From the entries below, list each line with "this".
┌─ Material provided
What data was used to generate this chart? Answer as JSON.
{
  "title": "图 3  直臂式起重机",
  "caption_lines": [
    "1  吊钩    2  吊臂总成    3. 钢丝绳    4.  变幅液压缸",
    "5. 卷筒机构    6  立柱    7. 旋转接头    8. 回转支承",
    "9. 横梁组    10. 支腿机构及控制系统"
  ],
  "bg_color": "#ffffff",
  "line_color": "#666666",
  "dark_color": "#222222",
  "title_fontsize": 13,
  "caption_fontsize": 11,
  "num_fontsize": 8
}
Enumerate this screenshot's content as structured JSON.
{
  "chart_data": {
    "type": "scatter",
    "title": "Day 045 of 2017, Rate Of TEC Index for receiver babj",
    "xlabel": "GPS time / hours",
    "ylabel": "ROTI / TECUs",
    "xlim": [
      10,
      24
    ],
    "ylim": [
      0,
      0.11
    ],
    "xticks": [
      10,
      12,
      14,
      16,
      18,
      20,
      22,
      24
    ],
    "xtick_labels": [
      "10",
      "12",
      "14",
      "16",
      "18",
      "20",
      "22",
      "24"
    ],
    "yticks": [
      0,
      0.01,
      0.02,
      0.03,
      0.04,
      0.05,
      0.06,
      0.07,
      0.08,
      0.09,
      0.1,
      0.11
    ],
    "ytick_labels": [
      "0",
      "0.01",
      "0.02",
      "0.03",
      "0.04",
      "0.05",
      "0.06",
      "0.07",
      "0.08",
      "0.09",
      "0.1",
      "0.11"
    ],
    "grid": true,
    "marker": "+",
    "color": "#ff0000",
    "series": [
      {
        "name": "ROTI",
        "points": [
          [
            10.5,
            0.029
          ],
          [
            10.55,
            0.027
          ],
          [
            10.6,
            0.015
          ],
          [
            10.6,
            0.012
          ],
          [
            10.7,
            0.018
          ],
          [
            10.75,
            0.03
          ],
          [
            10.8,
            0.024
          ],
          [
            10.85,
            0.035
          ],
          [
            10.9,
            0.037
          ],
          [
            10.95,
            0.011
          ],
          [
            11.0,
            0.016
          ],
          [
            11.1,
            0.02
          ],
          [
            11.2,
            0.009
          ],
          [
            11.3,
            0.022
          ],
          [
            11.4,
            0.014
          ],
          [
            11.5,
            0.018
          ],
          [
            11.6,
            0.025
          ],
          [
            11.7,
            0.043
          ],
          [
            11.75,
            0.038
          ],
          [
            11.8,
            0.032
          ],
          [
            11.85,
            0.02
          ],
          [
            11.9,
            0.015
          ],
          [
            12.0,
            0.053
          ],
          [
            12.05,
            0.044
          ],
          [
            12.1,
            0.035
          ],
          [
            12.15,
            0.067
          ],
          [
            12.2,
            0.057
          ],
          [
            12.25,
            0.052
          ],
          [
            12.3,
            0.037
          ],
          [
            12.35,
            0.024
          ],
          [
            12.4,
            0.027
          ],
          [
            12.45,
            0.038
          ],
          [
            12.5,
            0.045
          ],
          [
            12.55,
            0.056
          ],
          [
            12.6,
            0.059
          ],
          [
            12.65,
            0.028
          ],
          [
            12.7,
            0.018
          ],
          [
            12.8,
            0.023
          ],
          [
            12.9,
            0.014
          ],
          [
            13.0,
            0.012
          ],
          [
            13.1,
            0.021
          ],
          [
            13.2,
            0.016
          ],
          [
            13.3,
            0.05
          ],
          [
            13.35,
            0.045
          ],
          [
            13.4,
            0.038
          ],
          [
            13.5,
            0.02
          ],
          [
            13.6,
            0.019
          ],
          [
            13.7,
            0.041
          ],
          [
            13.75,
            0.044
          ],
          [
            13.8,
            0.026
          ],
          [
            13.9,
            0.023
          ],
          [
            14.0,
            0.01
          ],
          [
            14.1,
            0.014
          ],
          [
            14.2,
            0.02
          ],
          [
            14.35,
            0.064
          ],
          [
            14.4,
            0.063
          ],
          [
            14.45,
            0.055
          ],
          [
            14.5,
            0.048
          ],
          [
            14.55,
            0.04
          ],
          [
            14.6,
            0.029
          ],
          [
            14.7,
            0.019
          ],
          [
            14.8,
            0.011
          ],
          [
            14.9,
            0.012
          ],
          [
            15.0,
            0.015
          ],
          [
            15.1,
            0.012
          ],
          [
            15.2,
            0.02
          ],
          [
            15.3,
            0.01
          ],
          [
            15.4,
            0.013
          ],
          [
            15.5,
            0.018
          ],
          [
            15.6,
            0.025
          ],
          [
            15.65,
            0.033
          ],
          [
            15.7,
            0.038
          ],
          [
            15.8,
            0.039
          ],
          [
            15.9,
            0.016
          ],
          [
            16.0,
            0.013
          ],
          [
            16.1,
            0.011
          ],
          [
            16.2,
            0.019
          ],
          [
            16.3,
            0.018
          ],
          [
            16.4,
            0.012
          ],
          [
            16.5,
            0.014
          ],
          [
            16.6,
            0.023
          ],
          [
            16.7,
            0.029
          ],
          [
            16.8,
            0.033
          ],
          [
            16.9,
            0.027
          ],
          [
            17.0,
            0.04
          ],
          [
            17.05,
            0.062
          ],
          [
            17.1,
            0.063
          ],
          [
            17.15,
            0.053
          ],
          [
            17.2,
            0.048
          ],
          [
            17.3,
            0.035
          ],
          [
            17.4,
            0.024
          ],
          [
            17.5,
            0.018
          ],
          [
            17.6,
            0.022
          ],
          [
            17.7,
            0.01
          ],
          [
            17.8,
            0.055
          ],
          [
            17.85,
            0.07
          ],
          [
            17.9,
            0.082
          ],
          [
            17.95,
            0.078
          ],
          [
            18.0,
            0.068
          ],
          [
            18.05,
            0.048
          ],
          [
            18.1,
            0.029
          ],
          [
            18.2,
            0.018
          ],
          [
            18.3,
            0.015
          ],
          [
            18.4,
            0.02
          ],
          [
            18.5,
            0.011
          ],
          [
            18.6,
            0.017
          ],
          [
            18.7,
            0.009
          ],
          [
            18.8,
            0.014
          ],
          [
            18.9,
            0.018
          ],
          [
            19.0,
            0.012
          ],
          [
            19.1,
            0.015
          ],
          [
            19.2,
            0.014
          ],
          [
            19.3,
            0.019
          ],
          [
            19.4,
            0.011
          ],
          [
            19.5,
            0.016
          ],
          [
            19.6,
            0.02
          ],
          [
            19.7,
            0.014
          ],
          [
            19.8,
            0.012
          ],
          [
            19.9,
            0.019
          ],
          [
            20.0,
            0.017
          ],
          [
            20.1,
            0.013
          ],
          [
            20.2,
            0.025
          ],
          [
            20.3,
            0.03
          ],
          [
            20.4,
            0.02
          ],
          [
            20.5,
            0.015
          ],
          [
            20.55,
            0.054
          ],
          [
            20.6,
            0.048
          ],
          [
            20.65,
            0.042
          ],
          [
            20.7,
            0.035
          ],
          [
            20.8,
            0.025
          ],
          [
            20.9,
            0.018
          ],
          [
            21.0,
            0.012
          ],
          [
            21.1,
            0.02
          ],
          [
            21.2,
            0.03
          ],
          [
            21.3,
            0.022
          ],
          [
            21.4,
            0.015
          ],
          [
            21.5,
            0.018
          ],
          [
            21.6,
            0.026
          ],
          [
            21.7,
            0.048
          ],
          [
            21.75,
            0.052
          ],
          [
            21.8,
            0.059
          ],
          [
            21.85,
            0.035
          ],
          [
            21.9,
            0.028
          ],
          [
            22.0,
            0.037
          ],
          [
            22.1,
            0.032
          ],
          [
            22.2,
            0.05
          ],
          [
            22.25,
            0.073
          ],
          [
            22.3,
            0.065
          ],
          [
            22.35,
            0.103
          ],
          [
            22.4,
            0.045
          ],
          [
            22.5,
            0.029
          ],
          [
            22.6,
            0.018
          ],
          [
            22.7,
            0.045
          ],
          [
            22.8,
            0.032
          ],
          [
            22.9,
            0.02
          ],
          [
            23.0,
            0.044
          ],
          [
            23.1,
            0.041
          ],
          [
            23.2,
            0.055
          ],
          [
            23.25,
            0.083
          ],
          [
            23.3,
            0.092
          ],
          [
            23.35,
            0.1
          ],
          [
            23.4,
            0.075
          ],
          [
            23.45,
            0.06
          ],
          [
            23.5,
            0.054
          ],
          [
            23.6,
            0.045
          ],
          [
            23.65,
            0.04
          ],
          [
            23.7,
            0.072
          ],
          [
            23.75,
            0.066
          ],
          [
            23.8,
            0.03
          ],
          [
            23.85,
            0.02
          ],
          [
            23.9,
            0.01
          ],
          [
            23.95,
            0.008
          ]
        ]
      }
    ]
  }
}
└─
> _Answer below_:
What data was used to generate this chart? Answer as JSON.
Enumerate this screenshot's content as structured JSON.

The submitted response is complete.